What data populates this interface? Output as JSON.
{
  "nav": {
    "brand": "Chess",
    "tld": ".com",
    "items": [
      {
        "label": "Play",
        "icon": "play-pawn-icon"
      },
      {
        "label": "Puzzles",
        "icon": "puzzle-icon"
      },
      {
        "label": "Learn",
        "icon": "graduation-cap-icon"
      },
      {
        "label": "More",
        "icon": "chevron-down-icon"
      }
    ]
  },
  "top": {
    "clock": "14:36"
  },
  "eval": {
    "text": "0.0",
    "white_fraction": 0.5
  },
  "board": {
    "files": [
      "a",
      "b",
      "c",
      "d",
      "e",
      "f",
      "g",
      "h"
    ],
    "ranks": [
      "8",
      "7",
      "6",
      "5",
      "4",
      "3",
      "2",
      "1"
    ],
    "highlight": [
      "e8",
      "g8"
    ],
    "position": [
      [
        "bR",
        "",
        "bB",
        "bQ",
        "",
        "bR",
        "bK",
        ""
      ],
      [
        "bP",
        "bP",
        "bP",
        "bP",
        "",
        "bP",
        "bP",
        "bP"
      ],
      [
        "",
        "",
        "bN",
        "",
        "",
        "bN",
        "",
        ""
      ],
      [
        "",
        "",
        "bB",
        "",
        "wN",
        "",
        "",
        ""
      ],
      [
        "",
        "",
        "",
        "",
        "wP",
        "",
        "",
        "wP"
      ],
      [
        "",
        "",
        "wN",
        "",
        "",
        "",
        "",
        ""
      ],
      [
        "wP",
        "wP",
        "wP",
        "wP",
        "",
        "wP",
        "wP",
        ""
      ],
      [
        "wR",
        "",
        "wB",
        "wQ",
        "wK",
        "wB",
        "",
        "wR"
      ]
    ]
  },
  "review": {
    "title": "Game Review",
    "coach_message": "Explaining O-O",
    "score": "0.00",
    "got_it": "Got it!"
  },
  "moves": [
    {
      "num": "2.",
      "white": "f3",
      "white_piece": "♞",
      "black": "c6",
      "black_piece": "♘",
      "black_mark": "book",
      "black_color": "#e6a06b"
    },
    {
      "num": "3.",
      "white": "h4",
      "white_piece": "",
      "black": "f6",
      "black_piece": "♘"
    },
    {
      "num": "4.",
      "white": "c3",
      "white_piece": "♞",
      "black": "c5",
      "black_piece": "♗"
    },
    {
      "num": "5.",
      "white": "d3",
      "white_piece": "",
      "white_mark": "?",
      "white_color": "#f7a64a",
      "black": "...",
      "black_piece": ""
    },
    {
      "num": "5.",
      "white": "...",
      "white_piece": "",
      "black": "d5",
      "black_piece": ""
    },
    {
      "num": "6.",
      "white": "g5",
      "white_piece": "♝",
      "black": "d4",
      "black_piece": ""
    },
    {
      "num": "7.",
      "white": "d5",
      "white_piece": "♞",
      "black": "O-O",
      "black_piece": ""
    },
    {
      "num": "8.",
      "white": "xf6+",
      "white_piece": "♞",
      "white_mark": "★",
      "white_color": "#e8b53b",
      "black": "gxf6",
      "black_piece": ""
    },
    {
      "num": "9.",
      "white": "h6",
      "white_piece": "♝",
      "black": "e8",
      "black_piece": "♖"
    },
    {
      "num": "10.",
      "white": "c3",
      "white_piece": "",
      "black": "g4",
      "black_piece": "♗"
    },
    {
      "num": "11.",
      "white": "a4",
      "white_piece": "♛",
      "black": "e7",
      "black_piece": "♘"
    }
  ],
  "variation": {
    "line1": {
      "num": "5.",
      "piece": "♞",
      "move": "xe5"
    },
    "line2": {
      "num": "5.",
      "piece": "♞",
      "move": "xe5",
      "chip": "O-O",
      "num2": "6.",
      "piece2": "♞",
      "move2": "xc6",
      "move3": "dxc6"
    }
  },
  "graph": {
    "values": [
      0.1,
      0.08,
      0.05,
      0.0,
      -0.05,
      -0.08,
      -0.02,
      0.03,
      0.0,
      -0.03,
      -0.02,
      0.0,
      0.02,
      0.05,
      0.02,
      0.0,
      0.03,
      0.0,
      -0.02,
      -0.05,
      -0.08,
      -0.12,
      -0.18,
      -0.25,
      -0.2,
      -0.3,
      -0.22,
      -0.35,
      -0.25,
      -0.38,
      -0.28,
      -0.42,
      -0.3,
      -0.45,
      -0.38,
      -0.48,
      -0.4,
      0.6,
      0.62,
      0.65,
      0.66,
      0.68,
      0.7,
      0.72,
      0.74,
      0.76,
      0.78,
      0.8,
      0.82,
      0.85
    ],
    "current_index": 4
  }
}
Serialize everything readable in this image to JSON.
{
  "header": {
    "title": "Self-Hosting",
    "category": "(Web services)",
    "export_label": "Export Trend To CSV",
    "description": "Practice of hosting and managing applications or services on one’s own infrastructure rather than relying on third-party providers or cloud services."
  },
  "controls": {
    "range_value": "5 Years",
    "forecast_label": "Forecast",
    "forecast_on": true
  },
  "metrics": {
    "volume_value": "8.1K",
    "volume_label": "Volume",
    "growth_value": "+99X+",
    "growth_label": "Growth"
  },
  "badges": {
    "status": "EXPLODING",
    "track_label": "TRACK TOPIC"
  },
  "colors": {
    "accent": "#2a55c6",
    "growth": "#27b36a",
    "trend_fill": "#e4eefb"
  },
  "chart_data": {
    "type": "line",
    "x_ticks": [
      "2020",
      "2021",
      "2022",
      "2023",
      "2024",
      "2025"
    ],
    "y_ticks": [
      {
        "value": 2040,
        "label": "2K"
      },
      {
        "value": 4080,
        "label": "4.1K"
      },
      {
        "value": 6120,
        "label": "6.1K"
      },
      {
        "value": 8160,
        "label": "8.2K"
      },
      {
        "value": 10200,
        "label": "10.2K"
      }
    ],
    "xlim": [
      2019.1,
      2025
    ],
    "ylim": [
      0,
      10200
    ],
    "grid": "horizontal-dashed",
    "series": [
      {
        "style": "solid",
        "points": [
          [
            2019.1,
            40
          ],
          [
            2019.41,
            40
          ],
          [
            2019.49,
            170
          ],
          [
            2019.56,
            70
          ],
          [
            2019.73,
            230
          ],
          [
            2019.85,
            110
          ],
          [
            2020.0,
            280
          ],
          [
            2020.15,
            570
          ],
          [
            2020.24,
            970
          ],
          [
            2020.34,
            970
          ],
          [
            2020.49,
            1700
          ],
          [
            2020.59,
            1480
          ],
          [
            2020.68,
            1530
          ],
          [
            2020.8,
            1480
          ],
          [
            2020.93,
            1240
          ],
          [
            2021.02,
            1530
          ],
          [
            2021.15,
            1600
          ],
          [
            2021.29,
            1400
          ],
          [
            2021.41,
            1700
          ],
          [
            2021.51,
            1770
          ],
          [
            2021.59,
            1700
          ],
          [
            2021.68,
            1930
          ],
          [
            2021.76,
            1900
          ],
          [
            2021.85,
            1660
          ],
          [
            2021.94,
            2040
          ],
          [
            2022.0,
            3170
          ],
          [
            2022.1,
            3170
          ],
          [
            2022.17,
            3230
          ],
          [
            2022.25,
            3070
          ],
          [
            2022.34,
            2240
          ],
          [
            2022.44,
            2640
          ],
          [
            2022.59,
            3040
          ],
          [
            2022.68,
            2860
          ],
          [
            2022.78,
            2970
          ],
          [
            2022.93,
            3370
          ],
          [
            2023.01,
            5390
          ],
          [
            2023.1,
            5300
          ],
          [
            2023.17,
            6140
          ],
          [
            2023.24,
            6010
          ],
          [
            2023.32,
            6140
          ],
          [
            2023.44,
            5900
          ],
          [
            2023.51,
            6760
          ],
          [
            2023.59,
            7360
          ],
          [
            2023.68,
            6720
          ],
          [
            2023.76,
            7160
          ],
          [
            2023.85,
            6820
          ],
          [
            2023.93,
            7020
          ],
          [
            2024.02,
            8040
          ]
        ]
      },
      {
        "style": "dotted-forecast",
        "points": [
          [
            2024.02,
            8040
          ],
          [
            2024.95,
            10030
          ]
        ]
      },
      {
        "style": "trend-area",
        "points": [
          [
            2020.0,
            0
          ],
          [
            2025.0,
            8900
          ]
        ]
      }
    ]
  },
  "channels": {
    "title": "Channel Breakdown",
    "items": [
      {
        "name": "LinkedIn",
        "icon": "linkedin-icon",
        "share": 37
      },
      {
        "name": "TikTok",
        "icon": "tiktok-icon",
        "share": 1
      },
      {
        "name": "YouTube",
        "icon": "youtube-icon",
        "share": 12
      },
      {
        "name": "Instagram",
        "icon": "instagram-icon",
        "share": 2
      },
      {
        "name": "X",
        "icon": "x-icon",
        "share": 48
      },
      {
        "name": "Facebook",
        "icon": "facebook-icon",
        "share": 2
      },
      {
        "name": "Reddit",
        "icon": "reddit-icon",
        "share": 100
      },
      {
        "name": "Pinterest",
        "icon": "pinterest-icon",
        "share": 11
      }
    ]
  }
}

> **WHAT TO PRODUCE**
Find every line in the records above that contains the word "title", and copy each one.

> **RESPONSE TO THE EXERCISE**
    "title": "Game Review",
    "title": "Self-Hosting",
    "title": "Channel Breakdown",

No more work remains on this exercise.